* _Material provided_:
————
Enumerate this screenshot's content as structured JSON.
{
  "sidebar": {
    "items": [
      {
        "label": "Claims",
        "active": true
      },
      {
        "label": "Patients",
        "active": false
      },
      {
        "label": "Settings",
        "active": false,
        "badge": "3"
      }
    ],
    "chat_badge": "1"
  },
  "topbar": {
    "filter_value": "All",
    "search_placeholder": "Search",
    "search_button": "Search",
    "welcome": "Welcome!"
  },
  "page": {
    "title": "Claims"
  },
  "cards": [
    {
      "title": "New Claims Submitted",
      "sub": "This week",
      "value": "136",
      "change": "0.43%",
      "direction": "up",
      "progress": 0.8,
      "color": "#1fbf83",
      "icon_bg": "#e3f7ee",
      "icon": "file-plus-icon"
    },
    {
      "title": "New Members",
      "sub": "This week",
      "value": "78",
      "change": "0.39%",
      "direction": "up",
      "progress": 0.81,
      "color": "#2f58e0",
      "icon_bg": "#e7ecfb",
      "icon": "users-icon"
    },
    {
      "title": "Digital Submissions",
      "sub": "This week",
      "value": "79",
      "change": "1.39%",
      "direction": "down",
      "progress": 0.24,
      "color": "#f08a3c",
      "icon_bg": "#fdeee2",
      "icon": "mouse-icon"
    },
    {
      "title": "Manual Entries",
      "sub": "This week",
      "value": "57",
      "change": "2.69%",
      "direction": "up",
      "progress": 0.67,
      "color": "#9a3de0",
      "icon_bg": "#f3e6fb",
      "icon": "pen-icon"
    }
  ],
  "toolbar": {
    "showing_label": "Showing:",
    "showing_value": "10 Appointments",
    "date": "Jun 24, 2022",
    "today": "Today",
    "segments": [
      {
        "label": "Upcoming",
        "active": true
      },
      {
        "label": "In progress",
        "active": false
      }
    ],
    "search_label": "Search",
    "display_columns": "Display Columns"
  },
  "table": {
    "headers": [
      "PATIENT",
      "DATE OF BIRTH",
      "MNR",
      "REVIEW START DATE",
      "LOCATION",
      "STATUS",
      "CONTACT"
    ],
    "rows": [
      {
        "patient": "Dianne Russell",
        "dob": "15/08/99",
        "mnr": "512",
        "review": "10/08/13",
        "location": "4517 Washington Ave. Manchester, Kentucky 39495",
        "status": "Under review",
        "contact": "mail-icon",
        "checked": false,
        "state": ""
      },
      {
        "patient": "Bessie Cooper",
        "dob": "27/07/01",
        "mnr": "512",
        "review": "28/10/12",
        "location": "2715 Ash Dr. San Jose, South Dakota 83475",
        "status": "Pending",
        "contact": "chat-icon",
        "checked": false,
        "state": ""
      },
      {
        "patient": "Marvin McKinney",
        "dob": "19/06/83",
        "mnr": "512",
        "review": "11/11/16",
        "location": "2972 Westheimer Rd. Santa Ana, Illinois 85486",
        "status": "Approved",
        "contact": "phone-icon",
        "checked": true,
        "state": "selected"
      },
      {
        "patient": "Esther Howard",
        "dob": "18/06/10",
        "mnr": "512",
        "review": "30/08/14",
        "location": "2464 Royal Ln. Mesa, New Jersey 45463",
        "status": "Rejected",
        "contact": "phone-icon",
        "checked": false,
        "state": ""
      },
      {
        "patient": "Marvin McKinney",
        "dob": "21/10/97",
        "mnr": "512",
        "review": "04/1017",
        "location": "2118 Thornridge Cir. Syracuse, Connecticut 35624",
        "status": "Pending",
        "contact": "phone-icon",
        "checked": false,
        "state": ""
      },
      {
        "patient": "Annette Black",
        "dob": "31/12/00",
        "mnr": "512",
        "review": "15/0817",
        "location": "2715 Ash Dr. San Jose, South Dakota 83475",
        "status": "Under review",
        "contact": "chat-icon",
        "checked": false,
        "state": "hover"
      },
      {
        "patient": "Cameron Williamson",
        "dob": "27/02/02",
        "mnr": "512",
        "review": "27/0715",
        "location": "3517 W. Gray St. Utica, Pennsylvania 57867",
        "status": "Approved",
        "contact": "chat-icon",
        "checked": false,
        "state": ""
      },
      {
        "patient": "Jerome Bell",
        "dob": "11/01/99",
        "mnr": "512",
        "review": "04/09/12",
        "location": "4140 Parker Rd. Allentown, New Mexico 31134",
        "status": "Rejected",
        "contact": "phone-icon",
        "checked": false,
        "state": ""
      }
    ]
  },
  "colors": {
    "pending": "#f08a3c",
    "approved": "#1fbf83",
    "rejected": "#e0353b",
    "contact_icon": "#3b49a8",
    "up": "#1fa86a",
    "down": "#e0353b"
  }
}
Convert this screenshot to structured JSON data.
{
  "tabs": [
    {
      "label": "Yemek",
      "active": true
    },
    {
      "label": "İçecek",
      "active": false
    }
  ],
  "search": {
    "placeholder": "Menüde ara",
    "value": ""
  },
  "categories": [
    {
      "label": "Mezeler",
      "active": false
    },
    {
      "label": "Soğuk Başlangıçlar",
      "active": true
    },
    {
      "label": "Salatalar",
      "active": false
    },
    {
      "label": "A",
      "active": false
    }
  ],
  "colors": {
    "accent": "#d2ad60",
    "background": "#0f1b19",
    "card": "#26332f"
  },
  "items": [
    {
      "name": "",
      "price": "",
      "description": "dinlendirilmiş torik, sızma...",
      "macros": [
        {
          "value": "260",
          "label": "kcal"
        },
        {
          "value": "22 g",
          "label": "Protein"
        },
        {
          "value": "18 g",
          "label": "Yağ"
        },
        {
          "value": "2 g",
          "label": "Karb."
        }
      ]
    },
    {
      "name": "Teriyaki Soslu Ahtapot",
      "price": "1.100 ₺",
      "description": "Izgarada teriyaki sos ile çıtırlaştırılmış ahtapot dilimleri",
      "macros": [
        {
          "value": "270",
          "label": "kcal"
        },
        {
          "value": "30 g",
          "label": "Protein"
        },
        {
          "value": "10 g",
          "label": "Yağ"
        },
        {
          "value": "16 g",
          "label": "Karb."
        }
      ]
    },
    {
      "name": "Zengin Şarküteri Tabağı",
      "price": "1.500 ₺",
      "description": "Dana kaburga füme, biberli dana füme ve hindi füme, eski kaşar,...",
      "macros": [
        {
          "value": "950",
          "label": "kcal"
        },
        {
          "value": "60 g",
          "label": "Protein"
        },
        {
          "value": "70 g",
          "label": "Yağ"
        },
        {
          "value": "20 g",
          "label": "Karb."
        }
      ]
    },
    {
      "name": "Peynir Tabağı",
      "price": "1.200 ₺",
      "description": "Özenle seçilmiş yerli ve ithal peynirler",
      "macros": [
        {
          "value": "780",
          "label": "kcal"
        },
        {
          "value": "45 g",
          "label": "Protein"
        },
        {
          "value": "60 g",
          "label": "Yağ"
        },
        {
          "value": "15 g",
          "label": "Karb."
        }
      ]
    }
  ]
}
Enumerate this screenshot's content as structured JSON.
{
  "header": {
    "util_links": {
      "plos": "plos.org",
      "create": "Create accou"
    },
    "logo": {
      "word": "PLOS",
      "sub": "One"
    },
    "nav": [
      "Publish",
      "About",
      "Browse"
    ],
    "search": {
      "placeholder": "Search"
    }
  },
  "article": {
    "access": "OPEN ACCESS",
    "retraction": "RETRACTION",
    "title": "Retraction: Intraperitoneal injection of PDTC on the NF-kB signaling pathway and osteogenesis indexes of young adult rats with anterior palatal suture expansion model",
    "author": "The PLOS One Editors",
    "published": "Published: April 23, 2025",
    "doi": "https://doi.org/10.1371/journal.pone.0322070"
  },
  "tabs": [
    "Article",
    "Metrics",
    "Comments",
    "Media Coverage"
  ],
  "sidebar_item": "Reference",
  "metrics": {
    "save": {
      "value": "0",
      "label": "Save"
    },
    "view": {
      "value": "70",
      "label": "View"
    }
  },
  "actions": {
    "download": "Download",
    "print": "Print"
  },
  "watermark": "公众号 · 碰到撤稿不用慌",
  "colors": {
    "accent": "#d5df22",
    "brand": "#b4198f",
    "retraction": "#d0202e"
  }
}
————
* _Your objective_: Lines holding "description": please count them in the data above and reply with the number alone.

* _Answer section_: 4